Exercise directions:
Find the string "tiene" and gather every line that holds it.

Exercise input:
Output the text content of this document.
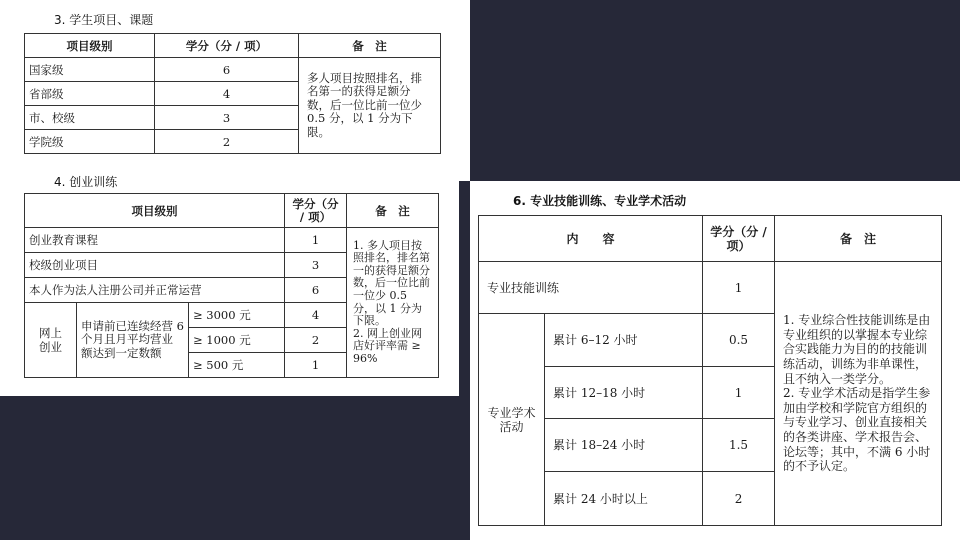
3. 学生项目、课题
项目级别	学分（分 / 项）	备　注
国家级	6	多人项目按照排名，排名第一的获得足额分数，后一位比前一位少 0.5 分，以 1 分为下限。
省部级	4	
市、校级	3	
学院级	2	
4. 创业训练
项目级别			学分（分 / 项）	备　注
创业教育课程			1	1. 多人项目按照排名，排名第一的获得足额分数，后一位比前一位少 0.5 分，以 1 分为下限。
2. 网上创业网店好评率需 ≥ 96%
校级创业项目			3	
本人作为法人注册公司并正常运营			6	
网上创业	申请前已连续经营 6 个月且月平均营业额达到一定数额	≥ 3000 元	4	
		≥ 1000 元	2	
		≥ 500 元	1	
6. 专业技能训练、专业学术活动
内　　容		学分（分 / 项）	备　注
专业技能训练		1	1. 专业综合性技能训练是由专业组织的以掌握本专业综合实践能力为目的的技能训练活动，训练为非单课性，且不纳入一类学分。
2. 专业学术活动是指学生参加由学校和学院官方组织的与专业学习、创业直接相关的各类讲座、学术报告会、论坛等；其中，不满 6 小时的不予认定。
专业学术活动	累计 6–12 小时	0.5	
	累计 12–18 小时	1	
	累计 18–24 小时	1.5	
	累计 24 小时以上	2	
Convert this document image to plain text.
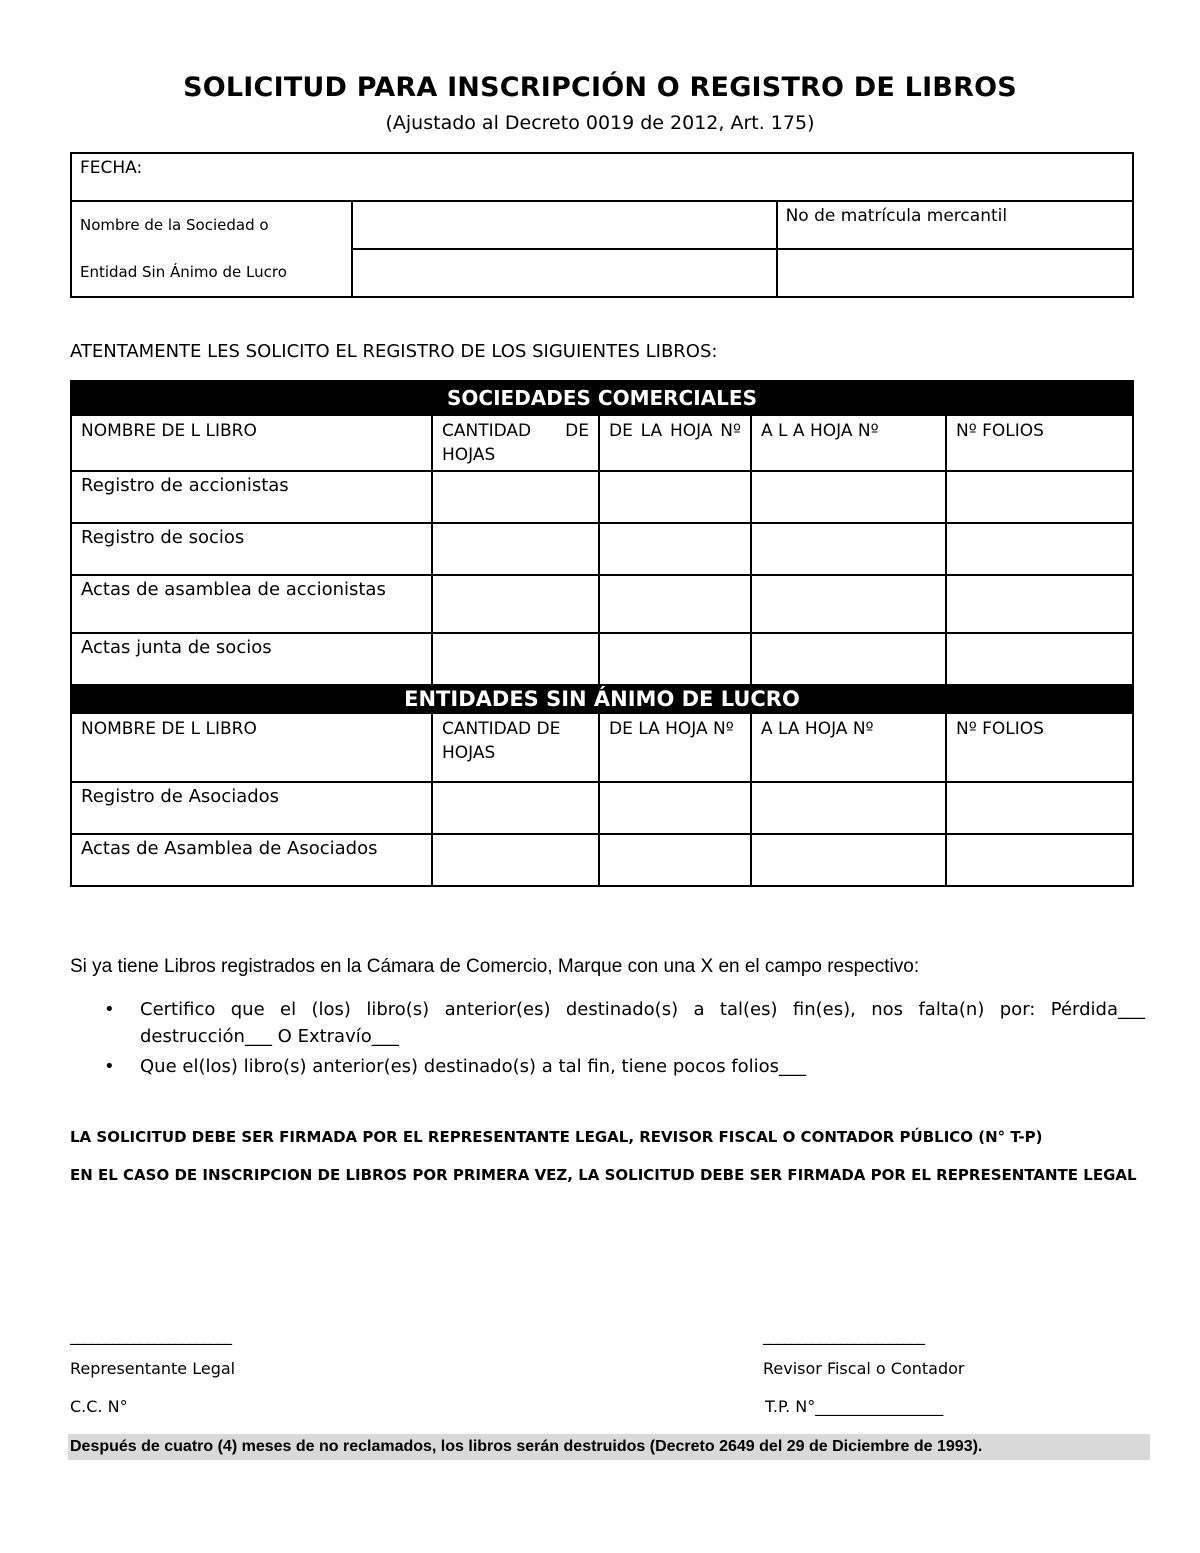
SOLICITUD PARA INSCRIPCIÓN O REGISTRO DE LIBROS
(Ajustado al Decreto 0019 de 2012, Art. 175)
FECHA:		
Nombre de la Sociedad o		No de matrícula mercantil
Entidad Sin Ánimo de Lucro		
ATENTAMENTE LES SOLICITO EL REGISTRO DE LOS SIGUIENTES LIBROS:
SOCIEDADES COMERCIALES				
NOMBRE DE L LIBRO	CANTIDAD DE HOJAS	DE LA HOJA Nº	A L A HOJA Nº	Nº FOLIOS
Registro de accionistas				
Registro de socios				
Actas de asamblea de accionistas				
Actas junta de socios				
ENTIDADES SIN ÁNIMO DE LUCRO				
NOMBRE DE L LIBRO	CANTIDAD DE HOJAS	DE LA HOJA Nº	A LA HOJA Nº	Nº FOLIOS
Registro de Asociados				
Actas de Asamblea de Asociados				
Si ya tiene Libros registrados en la Cámara de Comercio, Marque con una X en el campo respectivo:
• Certifico que el (los) libro(s) anterior(es) destinado(s) a tal(es) fin(es), nos falta(n) por: Pérdida___ destrucción___ O Extravío___
• Que el(los) libro(s) anterior(es) destinado(s) a tal fin, tiene pocos folios___
LA SOLICITUD DEBE SER FIRMADA POR EL REPRESENTANTE LEGAL, REVISOR FISCAL O CONTADOR PÚBLICO (N° T-P)
EN EL CASO DE INSCRIPCION DE LIBROS POR PRIMERA VEZ, LA SOLICITUD DEBE SER FIRMADA POR EL REPRESENTANTE LEGAL
_______________________	_______________________
Representante Legal
C.C. N°
Revisor Fiscal o Contador
T.P. N°________________
Después de cuatro (4) meses de no reclamados, los libros serán destruidos (Decreto 2649 del 29 de Diciembre de 1993).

Solution below:
Si ya tiene Libros registrados en la Cámara de Comercio, Marque con una X en el campo respectivo:
• Que el(los) libro(s) anterior(es) destinado(s) a tal fin, tiene pocos folios___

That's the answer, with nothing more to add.